### Exercise brief
Reproduce all of the material exactly as shown.

### Available data
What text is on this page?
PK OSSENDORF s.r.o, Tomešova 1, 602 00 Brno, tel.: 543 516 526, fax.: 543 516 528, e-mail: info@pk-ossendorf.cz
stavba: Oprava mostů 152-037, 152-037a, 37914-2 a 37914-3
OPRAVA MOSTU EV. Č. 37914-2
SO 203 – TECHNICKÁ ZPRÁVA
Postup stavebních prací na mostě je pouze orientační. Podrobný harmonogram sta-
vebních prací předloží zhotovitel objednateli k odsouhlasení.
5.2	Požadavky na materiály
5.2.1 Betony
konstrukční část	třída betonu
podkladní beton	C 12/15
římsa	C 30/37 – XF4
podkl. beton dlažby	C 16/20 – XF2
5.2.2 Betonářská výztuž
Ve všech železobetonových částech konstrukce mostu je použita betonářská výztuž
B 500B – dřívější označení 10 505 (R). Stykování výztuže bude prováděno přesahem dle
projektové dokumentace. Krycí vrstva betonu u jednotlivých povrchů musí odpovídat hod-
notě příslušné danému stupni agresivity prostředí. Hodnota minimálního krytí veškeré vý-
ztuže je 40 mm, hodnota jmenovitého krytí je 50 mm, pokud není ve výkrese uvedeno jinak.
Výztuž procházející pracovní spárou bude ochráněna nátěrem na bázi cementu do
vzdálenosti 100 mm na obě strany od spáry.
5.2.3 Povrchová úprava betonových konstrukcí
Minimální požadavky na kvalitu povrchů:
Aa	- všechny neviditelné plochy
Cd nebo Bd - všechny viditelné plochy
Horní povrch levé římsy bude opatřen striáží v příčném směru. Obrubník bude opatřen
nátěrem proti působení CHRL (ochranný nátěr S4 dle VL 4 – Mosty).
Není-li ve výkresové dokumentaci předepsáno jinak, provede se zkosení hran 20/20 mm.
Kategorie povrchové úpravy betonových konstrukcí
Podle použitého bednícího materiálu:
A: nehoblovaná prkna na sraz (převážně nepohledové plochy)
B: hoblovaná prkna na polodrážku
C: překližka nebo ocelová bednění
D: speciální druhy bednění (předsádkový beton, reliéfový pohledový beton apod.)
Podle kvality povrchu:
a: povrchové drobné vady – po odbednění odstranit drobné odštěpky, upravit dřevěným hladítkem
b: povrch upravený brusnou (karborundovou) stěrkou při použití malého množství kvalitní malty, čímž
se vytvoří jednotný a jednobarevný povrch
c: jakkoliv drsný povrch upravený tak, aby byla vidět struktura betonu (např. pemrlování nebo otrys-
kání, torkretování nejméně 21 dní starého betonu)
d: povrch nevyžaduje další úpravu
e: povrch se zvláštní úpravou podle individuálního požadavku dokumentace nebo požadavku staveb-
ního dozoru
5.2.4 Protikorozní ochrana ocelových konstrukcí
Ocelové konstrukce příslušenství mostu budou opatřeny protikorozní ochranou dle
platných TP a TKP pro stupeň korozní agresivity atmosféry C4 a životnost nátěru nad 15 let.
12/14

### Completed task
What text is on this page?
PK OSSENDORF s.r.o, Tomešova 1, 602 00 Brno, tel.: 543 516 526, fax.: 543 516 528, e-mail: info@pk-ossendorf.cz
stavba: Oprava mostů 152-037, 152-037a, 37914-2 a 37914-3
OPRAVA MOSTU EV. Č. 37914-2
SO 203 – TECHNICKÁ ZPRÁVA
Postup stavebních prací na mostě je pouze orientační. Podrobný harmonogram sta-
vebních prací předloží zhotovitel objednateli k odsouhlasení.
5.2	Požadavky na materiály
5.2.1 Betony
konstrukční část	třída betonu
podkladní beton	C 12/15
římsa	C 30/37 – XF4
podkl. beton dlažby	C 16/20 – XF2
5.2.2 Betonářská výztuž
Ve všech železobetonových částech konstrukce mostu je použita betonářská výztuž
B 500B – dřívější označení 10 505 (R). Stykování výztuže bude prováděno přesahem dle
projektové dokumentace. Krycí vrstva betonu u jednotlivých povrchů musí odpovídat hod-
notě příslušné danému stupni agresivity prostředí. Hodnota minimálního krytí veškeré vý-
ztuže je 40 mm, hodnota jmenovitého krytí je 50 mm, pokud není ve výkrese uvedeno jinak.
Výztuž procházející pracovní spárou bude ochráněna nátěrem na bázi cementu do
vzdálenosti 100 mm na obě strany od spáry.
5.2.3 Povrchová úprava betonových konstrukcí
Minimální požadavky na kvalitu povrchů:
Aa	- všechny neviditelné plochy
Cd nebo Bd - všechny viditelné plochy
Horní povrch levé římsy bude opatřen striáží v příčném směru. Obrubník bude opatřen
nátěrem proti působení CHRL (ochranný nátěr S4 dle VL 4 – Mosty).
Není-li ve výkresové dokumentaci předepsáno jinak, provede se zkosení hran 20/20 mm.
Kategorie povrchové úpravy betonových konstrukcí
Podle použitého bednícího materiálu:
A: nehoblovaná prkna na sraz (převážně nepohledové plochy)
B: hoblovaná prkna na polodrážku
C: překližka nebo ocelová bednění
D: speciální druhy bednění (předsádkový beton, reliéfový pohledový beton apod.)
Podle kvality povrchu:
a: povrchové drobné vady – po odbednění odstranit drobné odštěpky, upravit dřevěným hladítkem
b: povrch upravený brusnou (karborundovou) stěrkou při použití malého množství kvalitní malty, čímž
se vytvoří jednotný a jednobarevný povrch
c: jakkoliv drsný povrch upravený tak, aby byla vidět struktura betonu (např. pemrlování nebo otrys-
kání, torkretování nejméně 21 dní starého betonu)
d: povrch nevyžaduje další úpravu
e: povrch se zvláštní úpravou podle individuálního požadavku dokumentace nebo požadavku staveb-
ního dozoru
5.2.4 Protikorozní ochrana ocelových konstrukcí
Ocelové konstrukce příslušenství mostu budou opatřeny protikorozní ochranou dle
platných TP a TKP pro stupeň korozní agresivity atmosféry C4 a životnost nátěru nad 15 let.
12/14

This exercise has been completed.